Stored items
* * *

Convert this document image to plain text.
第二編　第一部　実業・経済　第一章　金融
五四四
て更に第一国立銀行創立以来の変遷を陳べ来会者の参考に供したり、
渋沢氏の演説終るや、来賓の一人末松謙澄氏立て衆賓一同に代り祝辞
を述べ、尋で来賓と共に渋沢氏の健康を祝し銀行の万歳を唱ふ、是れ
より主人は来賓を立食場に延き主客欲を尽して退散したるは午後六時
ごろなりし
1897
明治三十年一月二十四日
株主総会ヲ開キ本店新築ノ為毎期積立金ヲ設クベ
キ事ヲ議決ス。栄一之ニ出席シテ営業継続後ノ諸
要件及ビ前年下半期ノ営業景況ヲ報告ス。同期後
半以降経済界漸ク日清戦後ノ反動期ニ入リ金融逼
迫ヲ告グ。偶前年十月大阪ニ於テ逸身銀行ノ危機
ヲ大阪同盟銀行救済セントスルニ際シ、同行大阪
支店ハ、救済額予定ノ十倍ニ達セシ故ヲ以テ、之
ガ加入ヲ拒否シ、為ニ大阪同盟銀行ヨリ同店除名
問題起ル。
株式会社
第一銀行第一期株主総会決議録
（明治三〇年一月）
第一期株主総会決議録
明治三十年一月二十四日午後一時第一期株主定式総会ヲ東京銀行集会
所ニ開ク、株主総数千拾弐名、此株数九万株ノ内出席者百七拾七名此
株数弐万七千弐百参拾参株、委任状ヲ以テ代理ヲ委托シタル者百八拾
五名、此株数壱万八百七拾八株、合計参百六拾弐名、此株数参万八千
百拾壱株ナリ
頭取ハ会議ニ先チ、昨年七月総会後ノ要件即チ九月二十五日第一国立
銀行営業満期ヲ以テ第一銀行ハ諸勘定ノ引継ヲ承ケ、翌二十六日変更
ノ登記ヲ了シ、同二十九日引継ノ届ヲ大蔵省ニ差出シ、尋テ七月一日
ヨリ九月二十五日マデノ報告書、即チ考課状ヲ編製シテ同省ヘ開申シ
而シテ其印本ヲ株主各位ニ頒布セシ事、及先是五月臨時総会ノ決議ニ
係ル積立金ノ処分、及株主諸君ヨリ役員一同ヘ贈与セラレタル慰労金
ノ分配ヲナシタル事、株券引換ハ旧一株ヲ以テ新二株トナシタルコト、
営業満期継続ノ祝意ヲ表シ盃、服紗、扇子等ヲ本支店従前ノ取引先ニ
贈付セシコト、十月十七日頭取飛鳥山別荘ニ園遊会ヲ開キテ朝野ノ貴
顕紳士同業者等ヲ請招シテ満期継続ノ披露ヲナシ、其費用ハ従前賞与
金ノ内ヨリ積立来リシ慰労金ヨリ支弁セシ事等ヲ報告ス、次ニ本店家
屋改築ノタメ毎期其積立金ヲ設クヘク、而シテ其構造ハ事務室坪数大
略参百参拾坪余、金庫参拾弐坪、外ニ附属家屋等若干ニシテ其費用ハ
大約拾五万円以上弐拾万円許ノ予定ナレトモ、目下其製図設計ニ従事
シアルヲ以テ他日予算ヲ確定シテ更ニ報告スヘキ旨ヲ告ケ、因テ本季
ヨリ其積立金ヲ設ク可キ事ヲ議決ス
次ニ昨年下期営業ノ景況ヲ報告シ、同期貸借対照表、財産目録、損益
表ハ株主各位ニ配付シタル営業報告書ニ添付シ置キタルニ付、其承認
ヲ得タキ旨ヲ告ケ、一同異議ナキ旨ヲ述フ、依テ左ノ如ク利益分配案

* * *

#### Exercise task
Exactly as written, please output every entry.

#### Response to the task
Convert this document image to plain text.
第二編　第一部　実業・経済　第一章　金融
五四四
て更に第一国立銀行創立以来の変遷を陳べ来会者の参考に供したり、
渋沢氏の演説終るや、来賓の一人末松謙澄氏立て衆賓一同に代り祝辞
を述べ、尋で来賓と共に渋沢氏の健康を祝し銀行の万歳を唱ふ、是れ
より主人は来賓を立食場に延き主客欲を尽して退散したるは午後六時
ごろなりし
1897
明治三十年一月二十四日
株主総会ヲ開キ本店新築ノ為毎期積立金ヲ設クベ
キ事ヲ議決ス。栄一之ニ出席シテ営業継続後ノ諸
要件及ビ前年下半期ノ営業景況ヲ報告ス。同期後
半以降経済界漸ク日清戦後ノ反動期ニ入リ金融逼
迫ヲ告グ。偶前年十月大阪ニ於テ逸身銀行ノ危機
ヲ大阪同盟銀行救済セントスルニ際シ、同行大阪
支店ハ、救済額予定ノ十倍ニ達セシ故ヲ以テ、之
ガ加入ヲ拒否シ、為ニ大阪同盟銀行ヨリ同店除名
問題起ル。
株式会社
第一銀行第一期株主総会決議録
（明治三〇年一月）
第一期株主総会決議録
明治三十年一月二十四日午後一時第一期株主定式総会ヲ東京銀行集会
所ニ開ク、株主総数千拾弐名、此株数九万株ノ内出席者百七拾七名此
株数弐万七千弐百参拾参株、委任状ヲ以テ代理ヲ委托シタル者百八拾
五名、此株数壱万八百七拾八株、合計参百六拾弐名、此株数参万八千
百拾壱株ナリ
頭取ハ会議ニ先チ、昨年七月総会後ノ要件即チ九月二十五日第一国立
銀行営業満期ヲ以テ第一銀行ハ諸勘定ノ引継ヲ承ケ、翌二十六日変更
ノ登記ヲ了シ、同二十九日引継ノ届ヲ大蔵省ニ差出シ、尋テ七月一日
ヨリ九月二十五日マデノ報告書、即チ考課状ヲ編製シテ同省ヘ開申シ
而シテ其印本ヲ株主各位ニ頒布セシ事、及先是五月臨時総会ノ決議ニ
係ル積立金ノ処分、及株主諸君ヨリ役員一同ヘ贈与セラレタル慰労金
ノ分配ヲナシタル事、株券引換ハ旧一株ヲ以テ新二株トナシタルコト、
営業満期継続ノ祝意ヲ表シ盃、服紗、扇子等ヲ本支店従前ノ取引先ニ
贈付セシコト、十月十七日頭取飛鳥山別荘ニ園遊会ヲ開キテ朝野ノ貴
顕紳士同業者等ヲ請招シテ満期継続ノ披露ヲナシ、其費用ハ従前賞与
金ノ内ヨリ積立来リシ慰労金ヨリ支弁セシ事等ヲ報告ス、次ニ本店家
屋改築ノタメ毎期其積立金ヲ設クヘク、而シテ其構造ハ事務室坪数大
略参百参拾坪余、金庫参拾弐坪、外ニ附属家屋等若干ニシテ其費用ハ
大約拾五万円以上弐拾万円許ノ予定ナレトモ、目下其製図設計ニ従事
シアルヲ以テ他日予算ヲ確定シテ更ニ報告スヘキ旨ヲ告ケ、因テ本季
ヨリ其積立金ヲ設ク可キ事ヲ議決ス
次ニ昨年下期営業ノ景況ヲ報告シ、同期貸借対照表、財産目録、損益
表ハ株主各位ニ配付シタル営業報告書ニ添付シ置キタルニ付、其承認
ヲ得タキ旨ヲ告ケ、一同異議ナキ旨ヲ述フ、依テ左ノ如ク利益分配案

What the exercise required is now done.